* _Task brief_:
Each entry should be quoted word for word, including every mark of punctuation.

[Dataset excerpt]
=-=-=
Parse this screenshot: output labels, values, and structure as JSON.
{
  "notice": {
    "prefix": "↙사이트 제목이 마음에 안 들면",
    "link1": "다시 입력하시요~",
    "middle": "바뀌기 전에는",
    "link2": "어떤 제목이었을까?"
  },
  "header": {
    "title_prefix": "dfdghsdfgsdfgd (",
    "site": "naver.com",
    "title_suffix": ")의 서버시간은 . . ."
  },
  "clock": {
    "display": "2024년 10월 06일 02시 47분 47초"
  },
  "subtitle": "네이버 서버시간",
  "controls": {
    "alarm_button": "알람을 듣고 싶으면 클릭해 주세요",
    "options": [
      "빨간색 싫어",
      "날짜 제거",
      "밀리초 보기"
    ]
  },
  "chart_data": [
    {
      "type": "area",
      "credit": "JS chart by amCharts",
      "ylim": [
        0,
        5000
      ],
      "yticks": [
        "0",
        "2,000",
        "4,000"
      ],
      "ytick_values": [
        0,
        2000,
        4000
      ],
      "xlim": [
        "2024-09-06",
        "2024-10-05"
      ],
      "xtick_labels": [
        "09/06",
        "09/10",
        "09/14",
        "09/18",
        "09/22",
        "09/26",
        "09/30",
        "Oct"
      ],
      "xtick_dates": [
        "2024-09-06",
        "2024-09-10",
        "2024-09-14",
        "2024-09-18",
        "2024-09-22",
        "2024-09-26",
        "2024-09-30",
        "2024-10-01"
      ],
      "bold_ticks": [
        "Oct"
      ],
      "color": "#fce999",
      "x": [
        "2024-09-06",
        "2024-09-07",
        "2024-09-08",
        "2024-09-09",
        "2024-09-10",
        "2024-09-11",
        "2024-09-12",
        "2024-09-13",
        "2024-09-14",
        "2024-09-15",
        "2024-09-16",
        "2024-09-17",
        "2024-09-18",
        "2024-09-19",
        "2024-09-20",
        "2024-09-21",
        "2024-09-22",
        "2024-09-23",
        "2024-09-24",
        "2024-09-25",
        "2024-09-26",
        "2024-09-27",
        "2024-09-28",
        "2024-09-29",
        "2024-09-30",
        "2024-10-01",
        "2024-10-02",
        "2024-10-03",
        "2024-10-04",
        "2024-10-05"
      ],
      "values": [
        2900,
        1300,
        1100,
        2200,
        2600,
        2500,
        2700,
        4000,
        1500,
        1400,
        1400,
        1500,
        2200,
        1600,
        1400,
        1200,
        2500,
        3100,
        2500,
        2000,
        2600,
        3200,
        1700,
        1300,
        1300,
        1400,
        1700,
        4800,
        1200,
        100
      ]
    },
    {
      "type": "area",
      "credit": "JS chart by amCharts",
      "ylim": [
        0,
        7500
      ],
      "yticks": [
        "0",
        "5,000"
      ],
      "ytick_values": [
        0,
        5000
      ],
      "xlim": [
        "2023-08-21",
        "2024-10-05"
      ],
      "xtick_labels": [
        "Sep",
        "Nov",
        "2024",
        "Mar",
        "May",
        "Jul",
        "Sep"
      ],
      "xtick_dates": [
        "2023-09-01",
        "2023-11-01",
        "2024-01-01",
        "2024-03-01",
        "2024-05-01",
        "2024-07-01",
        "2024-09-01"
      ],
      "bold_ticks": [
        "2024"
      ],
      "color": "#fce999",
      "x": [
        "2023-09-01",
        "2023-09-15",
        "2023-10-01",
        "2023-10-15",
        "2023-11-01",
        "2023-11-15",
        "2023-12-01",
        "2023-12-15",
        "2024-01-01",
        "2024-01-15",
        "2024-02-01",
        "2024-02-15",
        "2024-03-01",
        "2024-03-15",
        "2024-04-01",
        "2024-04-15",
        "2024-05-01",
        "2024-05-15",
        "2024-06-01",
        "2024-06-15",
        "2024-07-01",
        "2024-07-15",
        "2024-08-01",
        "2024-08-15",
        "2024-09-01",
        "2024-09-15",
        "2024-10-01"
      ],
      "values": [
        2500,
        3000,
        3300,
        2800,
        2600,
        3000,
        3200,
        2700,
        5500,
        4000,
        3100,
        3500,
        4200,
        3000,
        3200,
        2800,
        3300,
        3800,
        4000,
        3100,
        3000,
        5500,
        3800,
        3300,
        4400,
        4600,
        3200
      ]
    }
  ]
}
=-=-=
* _Task solution_:
Parse this screenshot: output labels, values, and structure as JSON.
{
  "notice": {
    "prefix": "↙사이트 제목이 마음에 안 들면",
    "link1": "다시 입력하시요~",
    "middle": "바뀌기 전에는",
    "link2": "어떤 제목이었을까?"
  },
  "header": {
    "title_prefix": "dfdghsdfgsdfgd (",
    "site": "naver.com",
    "title_suffix": ")의 서버시간은 . . ."
  },
  "clock": {
    "display": "2024년 10월 06일 02시 47분 47초"
  },
  "subtitle": "네이버 서버시간",
  "controls": {
    "alarm_button": "알람을 듣고 싶으면 클릭해 주세요",
    "options": [
      "빨간색 싫어",
      "날짜 제거",
      "밀리초 보기"
    ]
  },
  "chart_data": [
    {
      "type": "area",
      "credit": "JS chart by amCharts",
      "ylim": [
        0,
        5000
      ],
      "yticks": [
        "0",
        "2,000",
        "4,000"
      ],
      "ytick_values": [
        0,
        2000,
        4000
      ],
      "xlim": [
        "2024-09-06",
        "2024-10-05"
      ],
      "xtick_labels": [
        "09/06",
        "09/10",
        "09/14",
        "09/18",
        "09/22",
        "09/26",
        "09/30",
        "Oct"
      ],
      "xtick_dates": [
        "2024-09-06",
        "2024-09-10",
        "2024-09-14",
        "2024-09-18",
        "2024-09-22",
        "2024-09-26",
        "2024-09-30",
        "2024-10-01"
      ],
      "bold_ticks": [
        "Oct"
      ],
      "color": "#fce999",
      "x": [
        "2024-09-06",
        "2024-09-07",
        "2024-09-08",
        "2024-09-09",
        "2024-09-10",
        "2024-09-11",
        "2024-09-12",
        "2024-09-13",
        "2024-09-14",
        "2024-09-15",
        "2024-09-16",
        "2024-09-17",
        "2024-09-18",
        "2024-09-19",
        "2024-09-20",
        "2024-09-21",
        "2024-09-22",
        "2024-09-23",
        "2024-09-24",
        "2024-09-25",
        "2024-09-26",
        "2024-09-27",
        "2024-09-28",
        "2024-09-29",
        "2024-09-30",
        "2024-10-01",
        "2024-10-02",
        "2024-10-03",
        "2024-10-04",
        "2024-10-05"
      ],
      "values": [
        2900,
        1300,
        1100,
        2200,
        2600,
        2500,
        2700,
        4000,
        1500,
        1400,
        1400,
        1500,
        2200,
        1600,
        1400,
        1200,
        2500,
        3100,
        2500,
        2000,
        2600,
        3200,
        1700,
        1300,
        1300,
        1400,
        1700,
        4800,
        1200,
        100
      ]
    },
    {
      "type": "area",
      "credit": "JS chart by amCharts",
      "ylim": [
        0,
        7500
      ],
      "yticks": [
        "0",
        "5,000"
      ],
      "ytick_values": [
        0,
        5000
      ],
      "xlim": [
        "2023-08-21",
        "2024-10-05"
      ],
      "xtick_labels": [
        "Sep",
        "Nov",
        "2024",
        "Mar",
        "May",
        "Jul",
        "Sep"
      ],
      "xtick_dates": [
        "2023-09-01",
        "2023-11-01",
        "2024-01-01",
        "2024-03-01",
        "2024-05-01",
        "2024-07-01",
        "2024-09-01"
      ],
      "bold_ticks": [
        "2024"
      ],
      "color": "#fce999",
      "x": [
        "2023-09-01",
        "2023-09-15",
        "2023-10-01",
        "2023-10-15",
        "2023-11-01",
        "2023-11-15",
        "2023-12-01",
        "2023-12-15",
        "2024-01-01",
        "2024-01-15",
        "2024-02-01",
        "2024-02-15",
        "2024-03-01",
        "2024-03-15",
        "2024-04-01",
        "2024-04-15",
        "2024-05-01",
        "2024-05-15",
        "2024-06-01",
        "2024-06-15",
        "2024-07-01",
        "2024-07-15",
        "2024-08-01",
        "2024-08-15",
        "2024-09-01",
        "2024-09-15",
        "2024-10-01"
      ],
      "values": [
        2500,
        3000,
        3300,
        2800,
        2600,
        3000,
        3200,
        2700,
        5500,
        4000,
        3100,
        3500,
        4200,
        3000,
        3200,
        2800,
        3300,
        3800,
        4000,
        3100,
        3000,
        5500,
        3800,
        3300,
        4400,
        4600,
        3200
      ]
    }
  ]
}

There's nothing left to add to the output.